RECORDS PROVIDED »
···

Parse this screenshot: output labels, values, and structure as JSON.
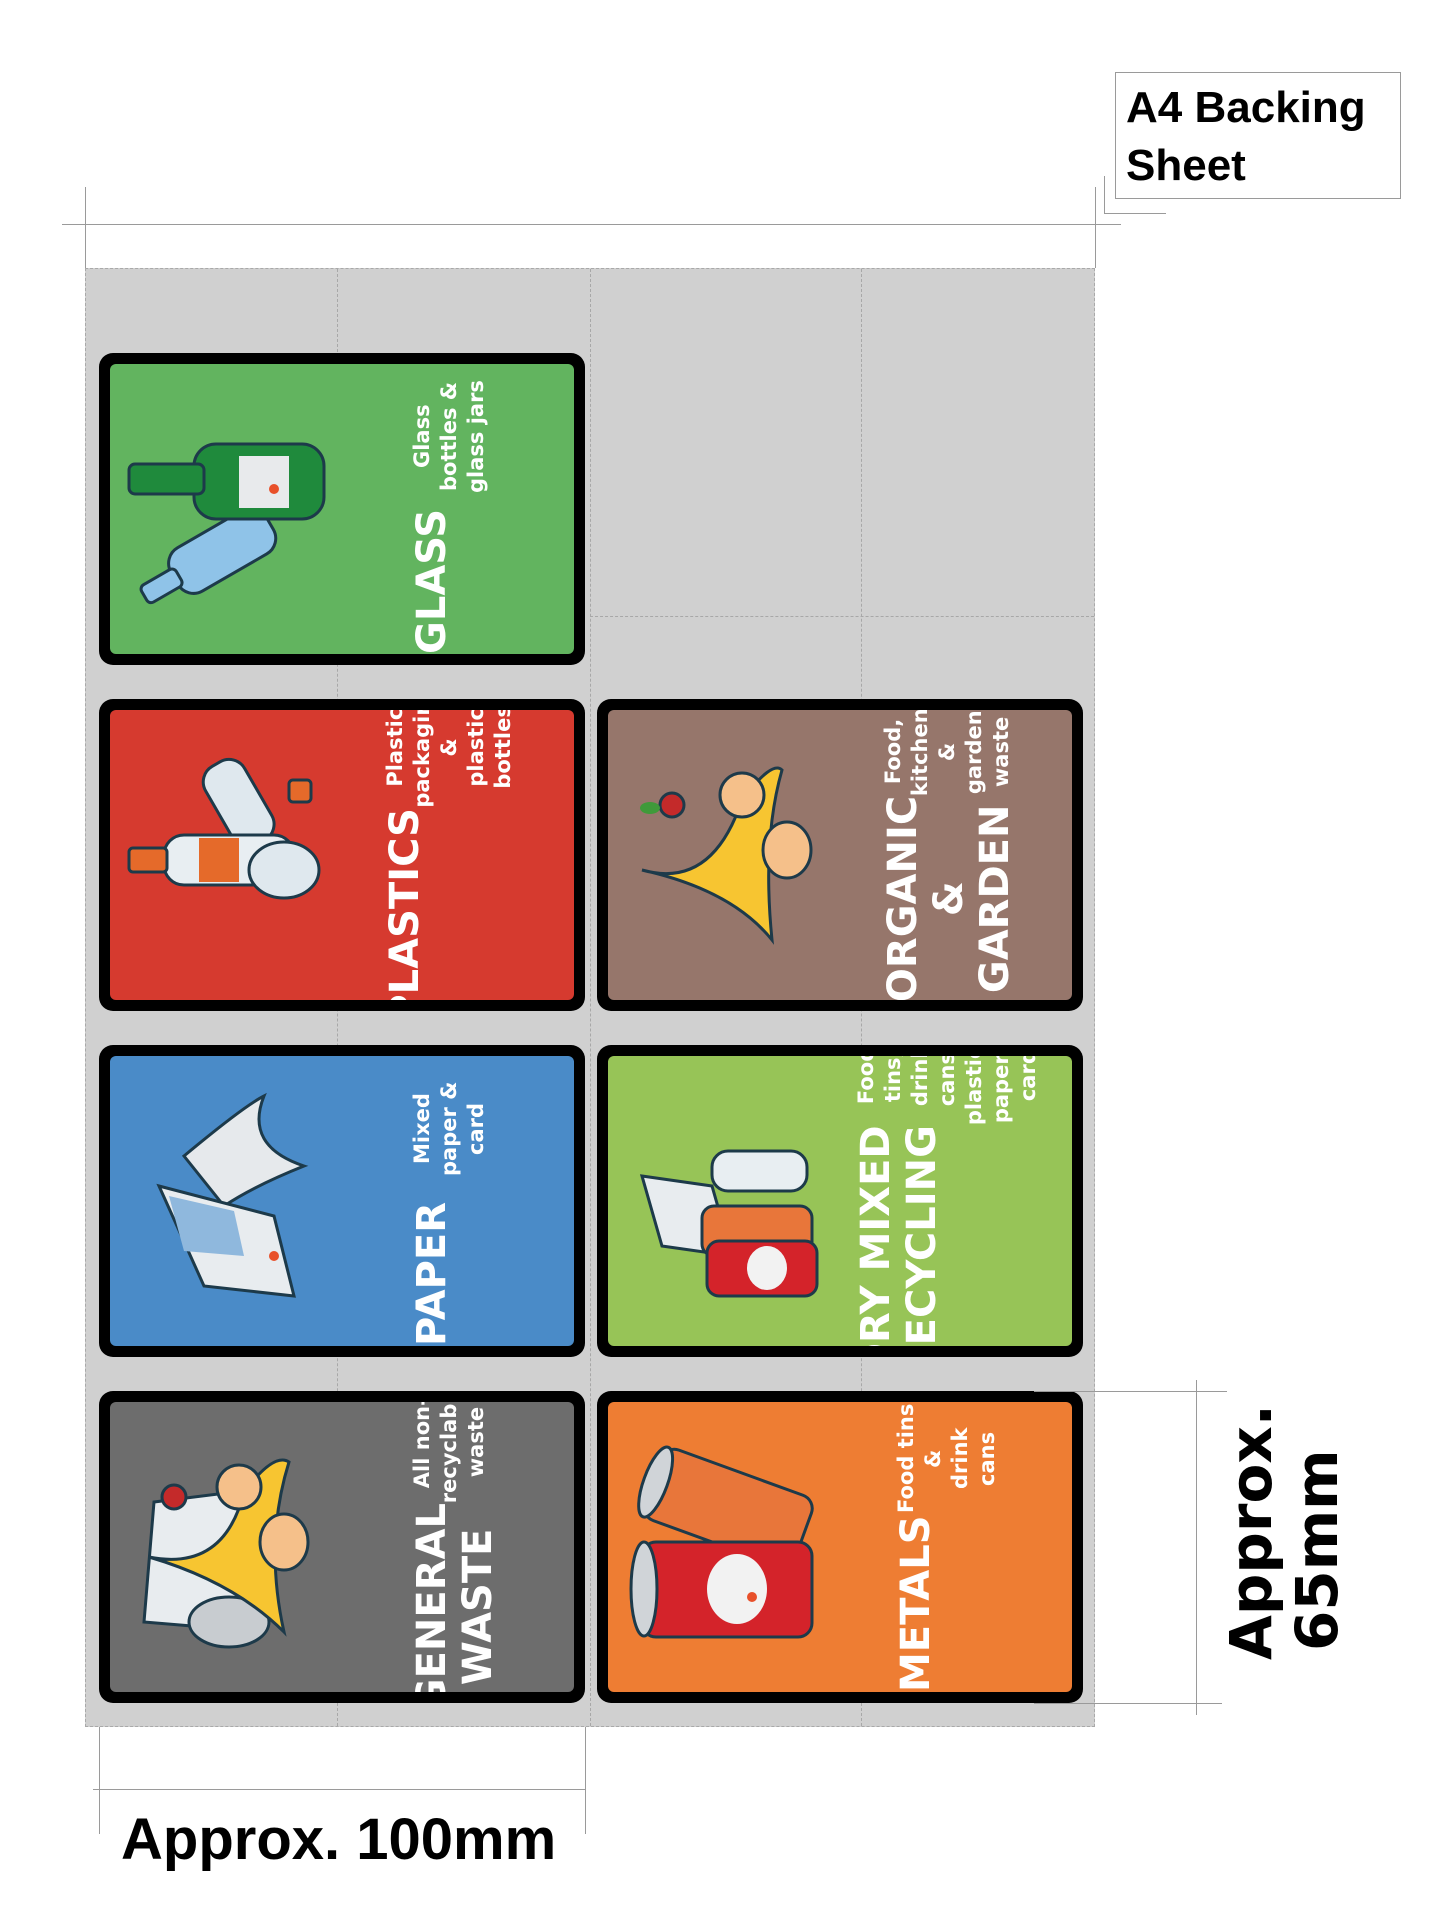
{
  "sheet_label": "A4 Backing\nSheet",
  "width_label": "Approx. 100mm",
  "height_label": "Approx.\n65mm",
  "cards": [
    {
      "title": "GLASS",
      "subtitle": "Glass bottles &\nglass jars",
      "color": "#62b45f",
      "icon": "glass-bottles-illustration"
    },
    {
      "title": "PLASTICS",
      "subtitle": "Plastic packaging &\nplastic bottles",
      "color": "#d63a2f",
      "icon": "plastic-bottles-illustration"
    },
    {
      "title": "ORGANIC\n& GARDEN",
      "subtitle": "Food, kitchen &\ngarden waste",
      "color": "#96766b",
      "icon": "food-waste-illustration"
    },
    {
      "title": "PAPER",
      "subtitle": "Mixed paper & card",
      "color": "#4a8bc8",
      "icon": "newspaper-illustration"
    },
    {
      "title": "DRY MIXED\nRECYCLING",
      "subtitle": "Food tins, drink cans,\nplastics, paper & card",
      "color": "#97c457",
      "icon": "mixed-recycling-illustration"
    },
    {
      "title": "GENERAL\nWASTE",
      "subtitle": "All non-recyclable\nwaste",
      "color": "#6d6d6d",
      "icon": "general-waste-illustration"
    },
    {
      "title": "METALS",
      "subtitle": "Food tins &\ndrink cans",
      "color": "#ee7d33",
      "icon": "drink-cans-illustration"
    }
  ]
}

···

TASK BRIEF » Output the lines above in full and exactly as given, omitting any pictures.

OUTPUT »
Parse this screenshot: output labels, values, and structure as JSON.
{
  "sheet_label": "A4 Backing\nSheet",
  "width_label": "Approx. 100mm",
  "height_label": "Approx.\n65mm",
  "cards": [
    {
      "title": "GLASS",
      "subtitle": "Glass bottles &\nglass jars",
      "color": "#62b45f",
      "icon": "glass-bottles-illustration"
    },
    {
      "title": "PLASTICS",
      "subtitle": "Plastic packaging &\nplastic bottles",
      "color": "#d63a2f",
      "icon": "plastic-bottles-illustration"
    },
    {
      "title": "ORGANIC\n& GARDEN",
      "subtitle": "Food, kitchen &\ngarden waste",
      "color": "#96766b",
      "icon": "food-waste-illustration"
    },
    {
      "title": "PAPER",
      "subtitle": "Mixed paper & card",
      "color": "#4a8bc8",
      "icon": "newspaper-illustration"
    },
    {
      "title": "DRY MIXED\nRECYCLING",
      "subtitle": "Food tins, drink cans,\nplastics, paper & card",
      "color": "#97c457",
      "icon": "mixed-recycling-illustration"
    },
    {
      "title": "GENERAL\nWASTE",
      "subtitle": "All non-recyclable\nwaste",
      "color": "#6d6d6d",
      "icon": "general-waste-illustration"
    },
    {
      "title": "METALS",
      "subtitle": "Food tins &\ndrink cans",
      "color": "#ee7d33",
      "icon": "drink-cans-illustration"
    }
  ]
}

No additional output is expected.